··· Data for the task

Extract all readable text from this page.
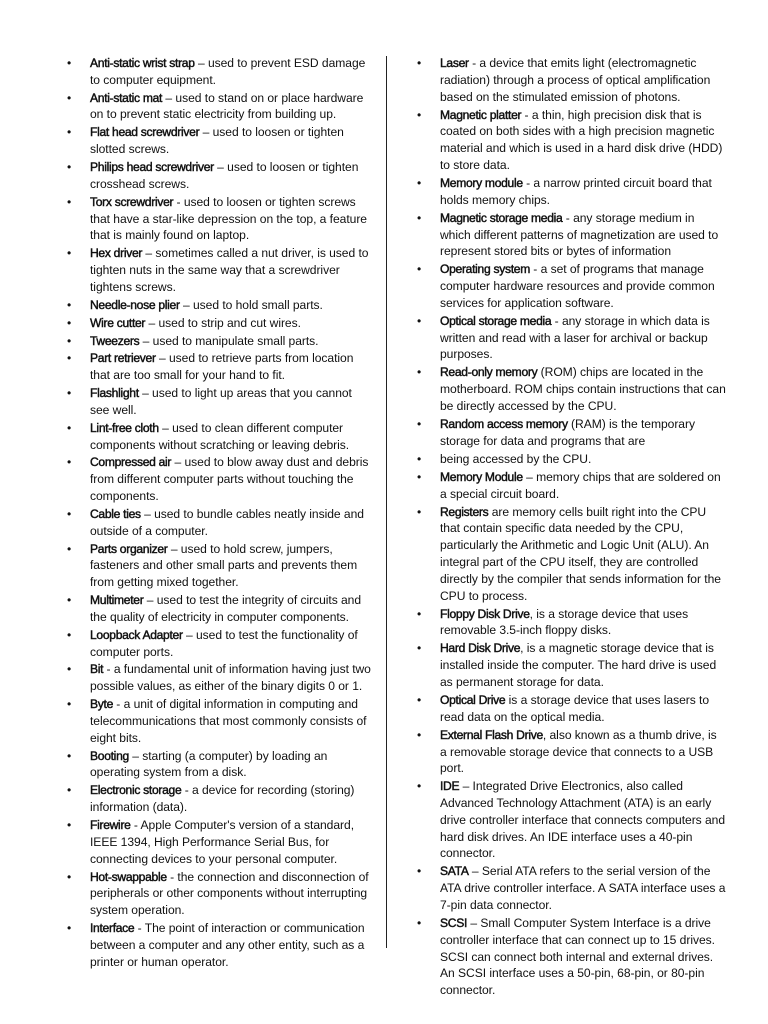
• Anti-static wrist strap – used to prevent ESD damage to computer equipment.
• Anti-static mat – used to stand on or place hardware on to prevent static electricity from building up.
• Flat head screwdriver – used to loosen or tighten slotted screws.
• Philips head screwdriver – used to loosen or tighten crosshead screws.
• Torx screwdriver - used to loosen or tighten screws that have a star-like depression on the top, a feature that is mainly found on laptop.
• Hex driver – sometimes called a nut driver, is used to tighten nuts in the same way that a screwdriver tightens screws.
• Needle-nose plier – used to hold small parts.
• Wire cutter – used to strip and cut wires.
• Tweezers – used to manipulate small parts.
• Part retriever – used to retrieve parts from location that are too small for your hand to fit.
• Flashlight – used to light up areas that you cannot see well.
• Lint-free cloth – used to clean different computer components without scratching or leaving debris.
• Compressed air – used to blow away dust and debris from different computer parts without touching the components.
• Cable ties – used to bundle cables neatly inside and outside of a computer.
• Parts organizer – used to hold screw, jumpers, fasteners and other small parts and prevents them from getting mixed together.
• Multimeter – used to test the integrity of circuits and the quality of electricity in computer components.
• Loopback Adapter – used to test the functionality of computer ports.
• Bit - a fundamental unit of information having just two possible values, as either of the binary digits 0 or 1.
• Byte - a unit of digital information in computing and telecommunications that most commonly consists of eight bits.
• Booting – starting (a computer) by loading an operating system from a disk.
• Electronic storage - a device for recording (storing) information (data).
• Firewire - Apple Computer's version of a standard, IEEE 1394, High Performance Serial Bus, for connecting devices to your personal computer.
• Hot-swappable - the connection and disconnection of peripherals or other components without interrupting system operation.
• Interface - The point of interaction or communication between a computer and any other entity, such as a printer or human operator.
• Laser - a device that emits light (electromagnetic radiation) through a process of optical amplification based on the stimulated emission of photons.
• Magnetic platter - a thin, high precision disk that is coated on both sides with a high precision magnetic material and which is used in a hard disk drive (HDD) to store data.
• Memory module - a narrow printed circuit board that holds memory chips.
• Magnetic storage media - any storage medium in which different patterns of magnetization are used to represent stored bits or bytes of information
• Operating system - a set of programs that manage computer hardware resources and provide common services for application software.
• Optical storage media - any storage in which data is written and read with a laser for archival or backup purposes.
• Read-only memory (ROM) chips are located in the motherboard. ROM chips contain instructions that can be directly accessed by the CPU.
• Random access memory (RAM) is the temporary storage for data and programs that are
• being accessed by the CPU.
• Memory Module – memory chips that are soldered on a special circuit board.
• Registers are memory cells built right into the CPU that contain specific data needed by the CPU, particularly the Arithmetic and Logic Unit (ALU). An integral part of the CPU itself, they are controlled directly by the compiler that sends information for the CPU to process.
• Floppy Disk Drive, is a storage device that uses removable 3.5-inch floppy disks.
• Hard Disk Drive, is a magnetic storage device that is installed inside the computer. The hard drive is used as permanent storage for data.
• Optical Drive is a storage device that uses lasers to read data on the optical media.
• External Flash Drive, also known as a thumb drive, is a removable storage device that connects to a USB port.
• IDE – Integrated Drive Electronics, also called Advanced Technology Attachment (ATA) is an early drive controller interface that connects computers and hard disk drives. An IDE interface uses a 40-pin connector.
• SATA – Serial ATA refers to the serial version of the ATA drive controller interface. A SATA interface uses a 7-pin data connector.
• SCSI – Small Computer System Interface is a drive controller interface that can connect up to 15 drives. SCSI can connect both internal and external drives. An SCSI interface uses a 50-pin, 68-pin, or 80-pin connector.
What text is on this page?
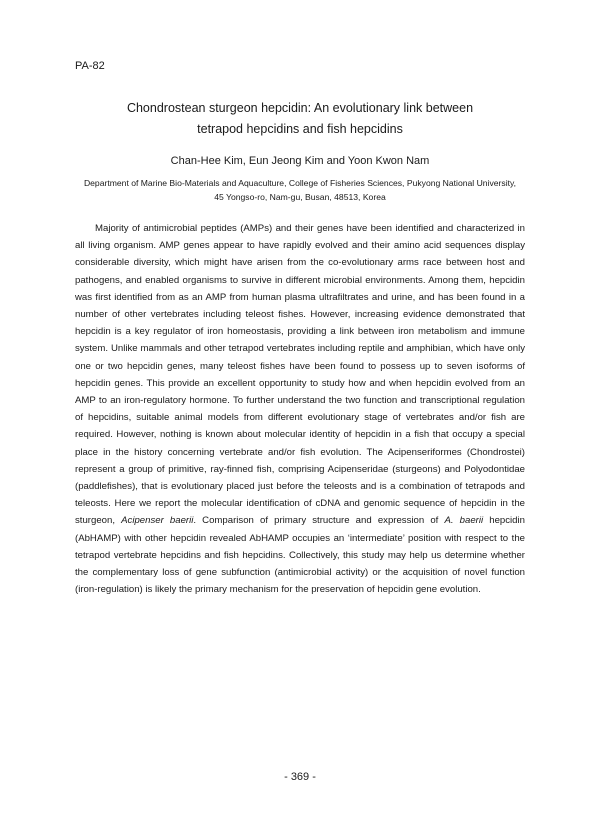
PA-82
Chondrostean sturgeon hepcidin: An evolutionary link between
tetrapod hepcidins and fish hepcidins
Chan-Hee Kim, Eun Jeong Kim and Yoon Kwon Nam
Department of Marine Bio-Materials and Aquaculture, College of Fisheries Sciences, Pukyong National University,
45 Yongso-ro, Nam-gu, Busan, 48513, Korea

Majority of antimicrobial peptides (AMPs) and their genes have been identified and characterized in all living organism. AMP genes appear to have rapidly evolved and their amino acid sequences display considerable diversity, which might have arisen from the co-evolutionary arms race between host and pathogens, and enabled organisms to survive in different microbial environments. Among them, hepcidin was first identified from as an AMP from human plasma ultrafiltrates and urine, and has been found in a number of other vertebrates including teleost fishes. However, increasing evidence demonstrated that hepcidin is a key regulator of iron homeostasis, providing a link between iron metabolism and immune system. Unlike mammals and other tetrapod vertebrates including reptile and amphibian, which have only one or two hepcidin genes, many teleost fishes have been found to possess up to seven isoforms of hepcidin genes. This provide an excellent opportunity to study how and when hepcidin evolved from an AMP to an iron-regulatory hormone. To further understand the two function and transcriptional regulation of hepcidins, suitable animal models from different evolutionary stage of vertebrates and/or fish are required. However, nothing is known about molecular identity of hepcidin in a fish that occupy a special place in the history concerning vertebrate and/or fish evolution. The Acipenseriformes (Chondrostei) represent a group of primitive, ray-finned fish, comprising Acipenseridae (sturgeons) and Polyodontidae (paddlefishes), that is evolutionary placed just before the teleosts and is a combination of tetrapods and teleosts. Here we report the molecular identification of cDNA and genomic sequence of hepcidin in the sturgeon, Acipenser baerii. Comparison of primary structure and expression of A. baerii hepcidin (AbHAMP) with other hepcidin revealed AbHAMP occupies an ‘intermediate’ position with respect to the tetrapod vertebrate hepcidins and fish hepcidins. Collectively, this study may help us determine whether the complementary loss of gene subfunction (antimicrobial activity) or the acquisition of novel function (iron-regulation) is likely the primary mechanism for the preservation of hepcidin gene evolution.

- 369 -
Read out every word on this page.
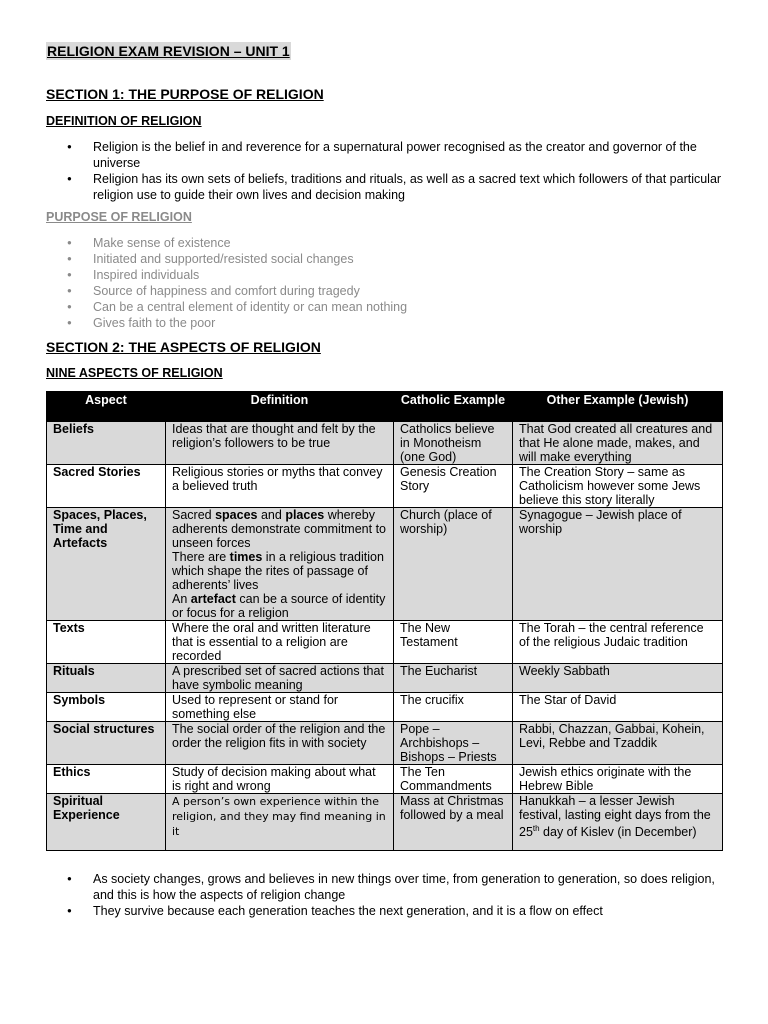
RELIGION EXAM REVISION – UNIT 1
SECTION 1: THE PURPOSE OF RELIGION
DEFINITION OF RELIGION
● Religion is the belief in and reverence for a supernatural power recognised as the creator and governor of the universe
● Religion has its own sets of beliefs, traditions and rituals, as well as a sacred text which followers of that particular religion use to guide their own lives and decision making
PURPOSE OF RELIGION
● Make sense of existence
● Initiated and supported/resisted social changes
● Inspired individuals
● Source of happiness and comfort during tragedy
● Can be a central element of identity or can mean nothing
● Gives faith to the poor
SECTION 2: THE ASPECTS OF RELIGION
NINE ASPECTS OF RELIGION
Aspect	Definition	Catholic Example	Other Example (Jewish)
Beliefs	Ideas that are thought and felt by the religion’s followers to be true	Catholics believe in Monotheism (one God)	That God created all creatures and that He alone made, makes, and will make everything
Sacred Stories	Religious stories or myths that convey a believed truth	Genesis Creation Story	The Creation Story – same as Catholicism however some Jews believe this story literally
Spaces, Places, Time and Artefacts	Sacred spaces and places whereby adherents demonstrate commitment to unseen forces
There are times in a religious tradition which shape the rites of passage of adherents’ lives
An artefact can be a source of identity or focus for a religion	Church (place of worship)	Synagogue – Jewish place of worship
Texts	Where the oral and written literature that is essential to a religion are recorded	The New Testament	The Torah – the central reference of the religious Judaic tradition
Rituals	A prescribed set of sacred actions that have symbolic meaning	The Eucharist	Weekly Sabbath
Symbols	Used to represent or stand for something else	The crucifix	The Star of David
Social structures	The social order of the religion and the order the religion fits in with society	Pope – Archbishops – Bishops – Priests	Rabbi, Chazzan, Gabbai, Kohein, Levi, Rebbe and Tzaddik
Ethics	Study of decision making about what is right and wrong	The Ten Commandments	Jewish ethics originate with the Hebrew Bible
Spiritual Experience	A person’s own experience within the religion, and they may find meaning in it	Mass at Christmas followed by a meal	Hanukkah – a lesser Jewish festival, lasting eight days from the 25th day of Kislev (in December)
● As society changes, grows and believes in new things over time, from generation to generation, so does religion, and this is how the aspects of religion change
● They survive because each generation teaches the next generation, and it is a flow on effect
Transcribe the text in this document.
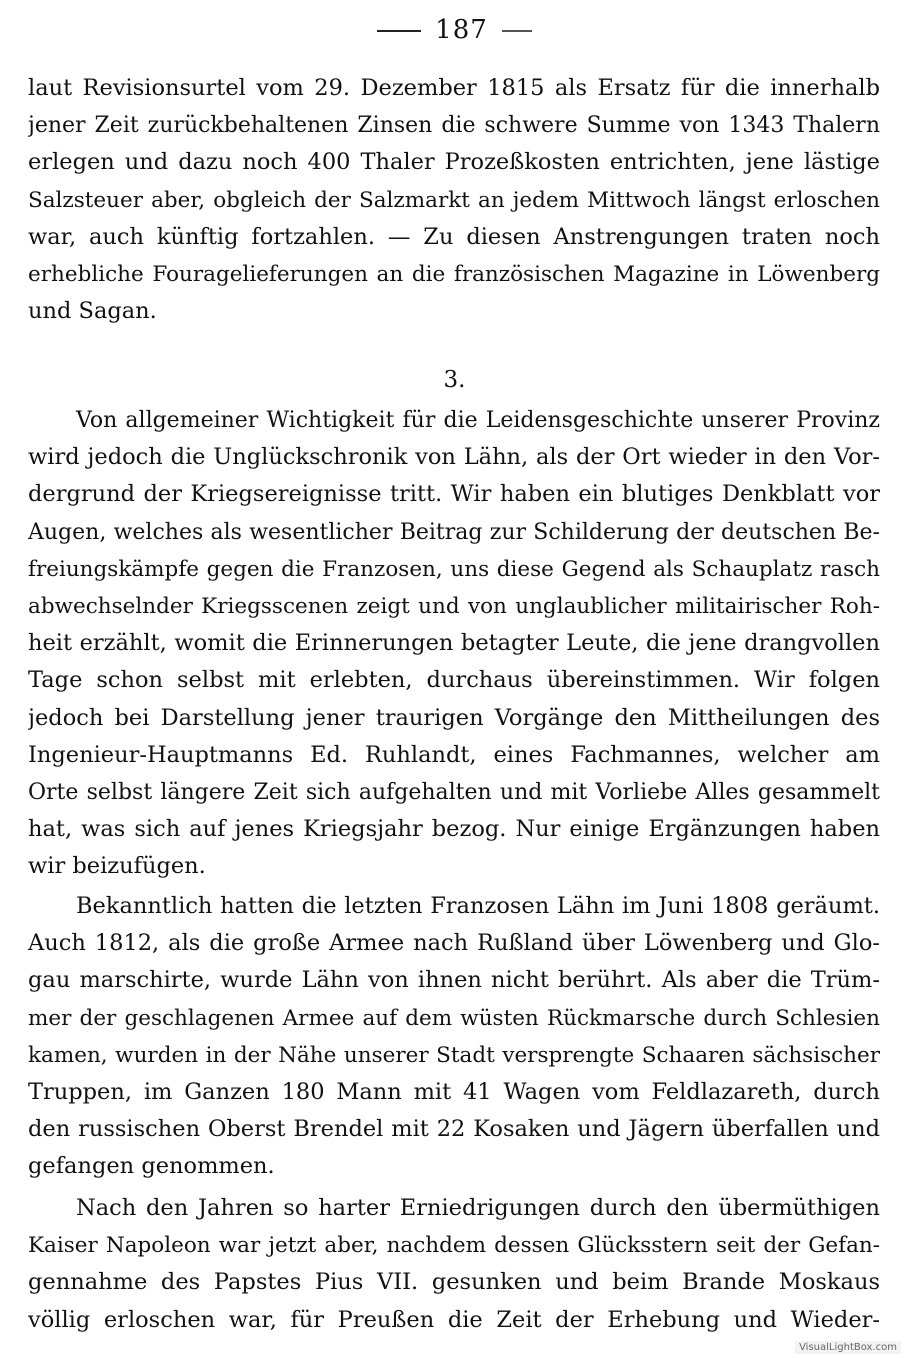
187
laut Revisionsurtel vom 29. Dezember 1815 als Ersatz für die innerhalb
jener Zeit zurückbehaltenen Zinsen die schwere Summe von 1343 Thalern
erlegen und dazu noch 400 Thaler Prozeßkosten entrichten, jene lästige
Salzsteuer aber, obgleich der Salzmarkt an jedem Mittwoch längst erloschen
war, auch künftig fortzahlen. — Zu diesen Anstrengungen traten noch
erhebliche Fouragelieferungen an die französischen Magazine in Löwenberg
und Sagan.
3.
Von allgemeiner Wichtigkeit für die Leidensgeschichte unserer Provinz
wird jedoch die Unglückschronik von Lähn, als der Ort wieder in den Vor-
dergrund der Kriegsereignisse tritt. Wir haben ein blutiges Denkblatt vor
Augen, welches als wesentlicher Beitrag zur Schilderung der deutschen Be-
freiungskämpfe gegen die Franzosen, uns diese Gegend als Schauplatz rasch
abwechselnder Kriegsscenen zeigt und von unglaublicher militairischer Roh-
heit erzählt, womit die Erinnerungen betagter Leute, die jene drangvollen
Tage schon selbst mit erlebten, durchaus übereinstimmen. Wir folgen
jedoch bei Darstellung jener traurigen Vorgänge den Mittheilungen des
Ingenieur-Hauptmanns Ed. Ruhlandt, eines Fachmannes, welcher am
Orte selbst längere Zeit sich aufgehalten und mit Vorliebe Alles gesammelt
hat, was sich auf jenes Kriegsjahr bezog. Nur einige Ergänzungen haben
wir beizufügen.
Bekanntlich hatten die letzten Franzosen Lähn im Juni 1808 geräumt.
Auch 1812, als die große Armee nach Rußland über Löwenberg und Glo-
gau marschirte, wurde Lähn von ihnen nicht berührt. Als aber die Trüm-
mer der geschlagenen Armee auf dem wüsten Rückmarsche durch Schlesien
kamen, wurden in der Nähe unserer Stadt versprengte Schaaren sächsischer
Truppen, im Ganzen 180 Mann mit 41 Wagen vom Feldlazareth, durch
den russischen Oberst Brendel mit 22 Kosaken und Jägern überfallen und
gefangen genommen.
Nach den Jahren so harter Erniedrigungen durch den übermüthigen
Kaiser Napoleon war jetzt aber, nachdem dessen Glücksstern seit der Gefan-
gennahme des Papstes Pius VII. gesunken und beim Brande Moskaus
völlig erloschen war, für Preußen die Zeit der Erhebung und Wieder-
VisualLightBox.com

······

_Directions_
Among the lines above, count those containing "decision" and give only that count.

_Solved problem_
2